## Requirement:
Where does the string "بازرگانی" appear? Copy every line of the entries below that holds it.
════════════════
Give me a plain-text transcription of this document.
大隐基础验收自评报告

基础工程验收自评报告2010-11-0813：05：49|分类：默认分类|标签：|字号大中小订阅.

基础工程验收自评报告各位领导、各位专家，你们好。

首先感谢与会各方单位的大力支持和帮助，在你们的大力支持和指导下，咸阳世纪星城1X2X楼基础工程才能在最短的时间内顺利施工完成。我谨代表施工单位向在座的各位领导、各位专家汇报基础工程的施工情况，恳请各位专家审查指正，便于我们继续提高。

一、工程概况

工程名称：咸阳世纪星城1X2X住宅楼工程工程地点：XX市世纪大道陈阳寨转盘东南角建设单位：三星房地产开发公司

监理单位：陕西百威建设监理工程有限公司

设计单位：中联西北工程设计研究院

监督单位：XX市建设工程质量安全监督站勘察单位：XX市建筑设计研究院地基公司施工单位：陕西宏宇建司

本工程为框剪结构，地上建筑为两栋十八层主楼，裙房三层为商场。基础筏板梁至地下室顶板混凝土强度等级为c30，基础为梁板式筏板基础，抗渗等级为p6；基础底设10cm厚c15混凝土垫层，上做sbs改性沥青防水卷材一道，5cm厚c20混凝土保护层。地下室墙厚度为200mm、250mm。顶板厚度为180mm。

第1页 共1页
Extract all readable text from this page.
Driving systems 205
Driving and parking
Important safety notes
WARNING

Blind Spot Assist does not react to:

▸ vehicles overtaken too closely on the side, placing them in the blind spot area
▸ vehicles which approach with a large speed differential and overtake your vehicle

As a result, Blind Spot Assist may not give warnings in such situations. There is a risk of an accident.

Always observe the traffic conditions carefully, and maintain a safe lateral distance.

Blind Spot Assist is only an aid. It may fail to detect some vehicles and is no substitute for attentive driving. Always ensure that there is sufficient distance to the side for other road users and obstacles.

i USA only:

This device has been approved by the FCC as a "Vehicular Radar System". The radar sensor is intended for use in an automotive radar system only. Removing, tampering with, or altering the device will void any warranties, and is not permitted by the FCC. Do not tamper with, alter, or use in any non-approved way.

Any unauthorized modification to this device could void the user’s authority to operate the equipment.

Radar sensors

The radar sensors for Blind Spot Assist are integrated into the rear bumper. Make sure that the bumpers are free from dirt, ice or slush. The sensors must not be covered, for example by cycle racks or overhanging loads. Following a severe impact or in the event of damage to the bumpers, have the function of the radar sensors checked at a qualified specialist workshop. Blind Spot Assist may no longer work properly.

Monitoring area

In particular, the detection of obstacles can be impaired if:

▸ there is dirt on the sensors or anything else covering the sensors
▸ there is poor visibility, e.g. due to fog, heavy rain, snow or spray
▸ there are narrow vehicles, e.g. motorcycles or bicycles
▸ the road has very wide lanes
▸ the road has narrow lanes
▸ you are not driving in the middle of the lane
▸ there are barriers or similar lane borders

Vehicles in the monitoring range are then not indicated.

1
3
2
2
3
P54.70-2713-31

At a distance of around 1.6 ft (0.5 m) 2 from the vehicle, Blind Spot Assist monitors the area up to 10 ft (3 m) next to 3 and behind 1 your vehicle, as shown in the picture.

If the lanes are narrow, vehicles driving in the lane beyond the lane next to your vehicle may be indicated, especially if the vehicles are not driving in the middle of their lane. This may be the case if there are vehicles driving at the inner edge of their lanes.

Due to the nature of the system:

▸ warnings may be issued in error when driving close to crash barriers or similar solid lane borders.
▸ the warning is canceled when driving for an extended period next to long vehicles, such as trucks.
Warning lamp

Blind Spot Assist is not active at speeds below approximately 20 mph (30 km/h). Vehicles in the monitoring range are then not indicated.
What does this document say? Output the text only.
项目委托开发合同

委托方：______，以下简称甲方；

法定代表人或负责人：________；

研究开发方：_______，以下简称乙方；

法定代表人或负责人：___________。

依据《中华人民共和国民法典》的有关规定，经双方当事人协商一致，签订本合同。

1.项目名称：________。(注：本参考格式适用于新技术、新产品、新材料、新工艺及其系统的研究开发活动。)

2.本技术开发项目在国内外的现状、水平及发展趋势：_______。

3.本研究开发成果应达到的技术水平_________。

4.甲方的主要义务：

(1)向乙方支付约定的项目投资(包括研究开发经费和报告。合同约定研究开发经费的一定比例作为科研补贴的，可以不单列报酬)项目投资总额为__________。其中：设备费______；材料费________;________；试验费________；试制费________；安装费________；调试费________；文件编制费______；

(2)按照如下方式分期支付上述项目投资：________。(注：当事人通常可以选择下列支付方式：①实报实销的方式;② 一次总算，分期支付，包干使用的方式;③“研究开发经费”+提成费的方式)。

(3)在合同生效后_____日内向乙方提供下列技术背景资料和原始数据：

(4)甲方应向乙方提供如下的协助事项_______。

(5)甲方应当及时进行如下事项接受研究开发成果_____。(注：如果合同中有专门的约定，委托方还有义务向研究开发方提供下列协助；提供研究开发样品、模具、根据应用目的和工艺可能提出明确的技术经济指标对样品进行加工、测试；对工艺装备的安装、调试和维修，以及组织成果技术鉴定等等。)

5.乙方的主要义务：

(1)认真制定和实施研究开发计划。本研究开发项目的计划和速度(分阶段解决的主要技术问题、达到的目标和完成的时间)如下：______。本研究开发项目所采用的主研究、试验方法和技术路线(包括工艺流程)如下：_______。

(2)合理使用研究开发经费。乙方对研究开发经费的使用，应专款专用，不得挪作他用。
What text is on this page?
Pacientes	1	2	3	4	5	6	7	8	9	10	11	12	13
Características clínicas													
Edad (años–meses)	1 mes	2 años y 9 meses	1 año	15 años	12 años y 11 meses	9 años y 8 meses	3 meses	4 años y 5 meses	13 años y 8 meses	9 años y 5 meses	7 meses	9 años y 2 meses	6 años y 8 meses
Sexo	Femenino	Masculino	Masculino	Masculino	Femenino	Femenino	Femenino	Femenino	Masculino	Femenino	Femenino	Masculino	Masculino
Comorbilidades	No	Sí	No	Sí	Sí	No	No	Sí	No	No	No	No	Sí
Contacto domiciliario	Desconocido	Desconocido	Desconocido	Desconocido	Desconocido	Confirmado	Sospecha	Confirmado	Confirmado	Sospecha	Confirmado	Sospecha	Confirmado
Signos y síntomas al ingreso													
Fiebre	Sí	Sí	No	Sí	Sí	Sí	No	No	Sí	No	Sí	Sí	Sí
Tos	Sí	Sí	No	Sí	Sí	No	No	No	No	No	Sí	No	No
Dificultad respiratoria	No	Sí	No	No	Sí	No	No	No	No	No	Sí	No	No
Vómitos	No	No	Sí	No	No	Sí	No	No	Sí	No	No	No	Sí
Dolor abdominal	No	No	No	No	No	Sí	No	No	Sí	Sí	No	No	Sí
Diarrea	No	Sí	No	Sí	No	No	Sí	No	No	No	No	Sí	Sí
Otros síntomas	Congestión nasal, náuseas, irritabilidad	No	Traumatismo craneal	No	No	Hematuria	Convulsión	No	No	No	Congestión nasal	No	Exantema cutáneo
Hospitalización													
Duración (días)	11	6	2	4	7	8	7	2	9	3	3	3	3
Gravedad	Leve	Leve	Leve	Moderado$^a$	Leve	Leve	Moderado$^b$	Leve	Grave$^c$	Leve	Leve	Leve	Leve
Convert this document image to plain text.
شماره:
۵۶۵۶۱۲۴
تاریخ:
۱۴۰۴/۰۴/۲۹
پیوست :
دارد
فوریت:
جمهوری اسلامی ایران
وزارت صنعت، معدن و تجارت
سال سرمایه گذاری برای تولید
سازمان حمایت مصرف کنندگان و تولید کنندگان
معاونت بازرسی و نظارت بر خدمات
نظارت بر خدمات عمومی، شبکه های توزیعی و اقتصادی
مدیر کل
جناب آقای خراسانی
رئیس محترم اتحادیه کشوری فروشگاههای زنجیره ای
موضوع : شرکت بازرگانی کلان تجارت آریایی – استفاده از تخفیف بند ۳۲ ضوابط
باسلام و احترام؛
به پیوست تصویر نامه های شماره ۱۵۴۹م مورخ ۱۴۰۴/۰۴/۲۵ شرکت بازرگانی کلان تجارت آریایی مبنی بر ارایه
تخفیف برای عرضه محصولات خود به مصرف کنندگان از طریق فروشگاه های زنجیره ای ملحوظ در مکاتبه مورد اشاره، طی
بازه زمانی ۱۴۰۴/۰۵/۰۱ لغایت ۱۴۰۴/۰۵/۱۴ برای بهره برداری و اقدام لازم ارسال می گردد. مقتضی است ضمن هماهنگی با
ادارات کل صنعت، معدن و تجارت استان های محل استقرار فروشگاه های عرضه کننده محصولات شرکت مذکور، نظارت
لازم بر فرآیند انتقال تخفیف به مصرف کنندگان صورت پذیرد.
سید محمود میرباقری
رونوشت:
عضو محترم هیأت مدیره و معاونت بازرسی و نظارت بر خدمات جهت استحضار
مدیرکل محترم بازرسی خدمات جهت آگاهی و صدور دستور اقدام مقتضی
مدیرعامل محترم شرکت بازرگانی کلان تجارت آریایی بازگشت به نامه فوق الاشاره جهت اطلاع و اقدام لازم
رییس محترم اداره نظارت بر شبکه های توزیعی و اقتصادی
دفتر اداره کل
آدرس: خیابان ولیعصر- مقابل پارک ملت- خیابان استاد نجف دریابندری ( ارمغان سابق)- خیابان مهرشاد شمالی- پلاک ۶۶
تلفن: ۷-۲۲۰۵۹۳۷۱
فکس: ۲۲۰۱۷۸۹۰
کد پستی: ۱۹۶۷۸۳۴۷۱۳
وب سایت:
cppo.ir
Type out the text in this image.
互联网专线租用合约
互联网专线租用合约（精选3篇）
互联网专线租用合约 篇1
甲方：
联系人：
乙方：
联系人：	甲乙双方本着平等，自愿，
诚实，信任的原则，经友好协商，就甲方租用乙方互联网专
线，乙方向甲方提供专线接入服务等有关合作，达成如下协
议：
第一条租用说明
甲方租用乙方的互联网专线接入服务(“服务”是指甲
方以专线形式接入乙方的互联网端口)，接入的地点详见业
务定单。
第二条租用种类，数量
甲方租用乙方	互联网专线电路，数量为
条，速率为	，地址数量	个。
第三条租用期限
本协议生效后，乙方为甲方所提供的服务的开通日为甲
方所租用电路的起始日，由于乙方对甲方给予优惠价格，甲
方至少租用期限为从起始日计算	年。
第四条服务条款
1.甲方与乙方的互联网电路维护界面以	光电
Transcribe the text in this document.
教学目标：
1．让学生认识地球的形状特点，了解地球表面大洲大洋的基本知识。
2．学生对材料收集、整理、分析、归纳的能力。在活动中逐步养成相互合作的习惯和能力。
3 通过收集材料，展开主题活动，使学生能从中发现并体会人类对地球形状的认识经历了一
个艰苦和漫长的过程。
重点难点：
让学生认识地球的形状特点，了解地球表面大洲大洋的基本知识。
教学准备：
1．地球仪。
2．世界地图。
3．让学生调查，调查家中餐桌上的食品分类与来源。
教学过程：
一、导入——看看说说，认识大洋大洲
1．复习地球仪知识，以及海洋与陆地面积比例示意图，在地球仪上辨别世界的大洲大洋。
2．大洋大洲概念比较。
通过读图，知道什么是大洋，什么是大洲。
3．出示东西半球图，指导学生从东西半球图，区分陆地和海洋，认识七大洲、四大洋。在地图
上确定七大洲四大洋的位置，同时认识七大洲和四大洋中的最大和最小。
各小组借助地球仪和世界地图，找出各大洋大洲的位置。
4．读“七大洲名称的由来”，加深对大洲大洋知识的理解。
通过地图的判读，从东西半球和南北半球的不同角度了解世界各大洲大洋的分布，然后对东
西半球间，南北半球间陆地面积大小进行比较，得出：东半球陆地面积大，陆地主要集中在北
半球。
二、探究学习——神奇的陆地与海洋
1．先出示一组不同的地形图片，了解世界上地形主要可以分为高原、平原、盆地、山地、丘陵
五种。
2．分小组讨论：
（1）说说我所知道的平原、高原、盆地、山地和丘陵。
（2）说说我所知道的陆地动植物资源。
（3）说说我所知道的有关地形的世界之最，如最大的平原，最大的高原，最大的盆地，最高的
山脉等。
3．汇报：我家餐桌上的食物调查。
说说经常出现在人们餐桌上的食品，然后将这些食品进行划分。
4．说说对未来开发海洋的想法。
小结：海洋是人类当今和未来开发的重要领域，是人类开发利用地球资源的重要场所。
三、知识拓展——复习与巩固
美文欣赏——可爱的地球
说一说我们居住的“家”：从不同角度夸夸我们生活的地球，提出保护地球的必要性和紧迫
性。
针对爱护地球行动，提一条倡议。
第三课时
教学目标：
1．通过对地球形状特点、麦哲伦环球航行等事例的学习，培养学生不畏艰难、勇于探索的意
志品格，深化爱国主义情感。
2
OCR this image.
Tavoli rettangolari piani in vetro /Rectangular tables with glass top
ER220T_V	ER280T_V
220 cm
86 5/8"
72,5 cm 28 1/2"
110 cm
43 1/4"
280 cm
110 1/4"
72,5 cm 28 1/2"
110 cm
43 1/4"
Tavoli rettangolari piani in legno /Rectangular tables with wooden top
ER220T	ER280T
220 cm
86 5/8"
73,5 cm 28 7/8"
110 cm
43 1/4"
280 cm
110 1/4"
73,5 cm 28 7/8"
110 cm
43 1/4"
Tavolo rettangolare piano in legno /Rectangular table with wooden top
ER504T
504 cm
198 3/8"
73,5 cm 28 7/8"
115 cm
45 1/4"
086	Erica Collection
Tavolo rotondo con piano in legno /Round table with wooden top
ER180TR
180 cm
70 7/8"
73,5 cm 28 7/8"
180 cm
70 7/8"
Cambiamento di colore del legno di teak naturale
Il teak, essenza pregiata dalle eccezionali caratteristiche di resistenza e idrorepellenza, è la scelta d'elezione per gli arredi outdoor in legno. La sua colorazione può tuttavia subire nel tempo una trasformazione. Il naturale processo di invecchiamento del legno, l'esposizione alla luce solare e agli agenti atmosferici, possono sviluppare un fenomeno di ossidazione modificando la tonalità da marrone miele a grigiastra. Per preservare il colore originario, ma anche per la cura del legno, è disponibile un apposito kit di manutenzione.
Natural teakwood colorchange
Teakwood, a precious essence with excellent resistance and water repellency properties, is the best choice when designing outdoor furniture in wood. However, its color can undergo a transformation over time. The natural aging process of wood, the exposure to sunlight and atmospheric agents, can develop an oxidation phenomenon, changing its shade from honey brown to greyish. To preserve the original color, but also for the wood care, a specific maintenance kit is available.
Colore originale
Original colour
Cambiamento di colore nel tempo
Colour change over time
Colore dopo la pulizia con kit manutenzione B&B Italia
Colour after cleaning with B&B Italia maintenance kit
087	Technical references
════════════════
## Result of this task:
موضوع : شرکت بازرگانی کلان تجارت آریایی – استفاده از تخفیف بند ۳۲ ضوابط
به پیوست تصویر نامه های شماره ۱۵۴۹م مورخ ۱۴۰۴/۰۴/۲۵ شرکت بازرگانی کلان تجارت آریایی مبنی بر ارایه
مدیرعامل محترم شرکت بازرگانی کلان تجارت آریایی بازگشت به نامه فوق الاشاره جهت اطلاع و اقدام لازم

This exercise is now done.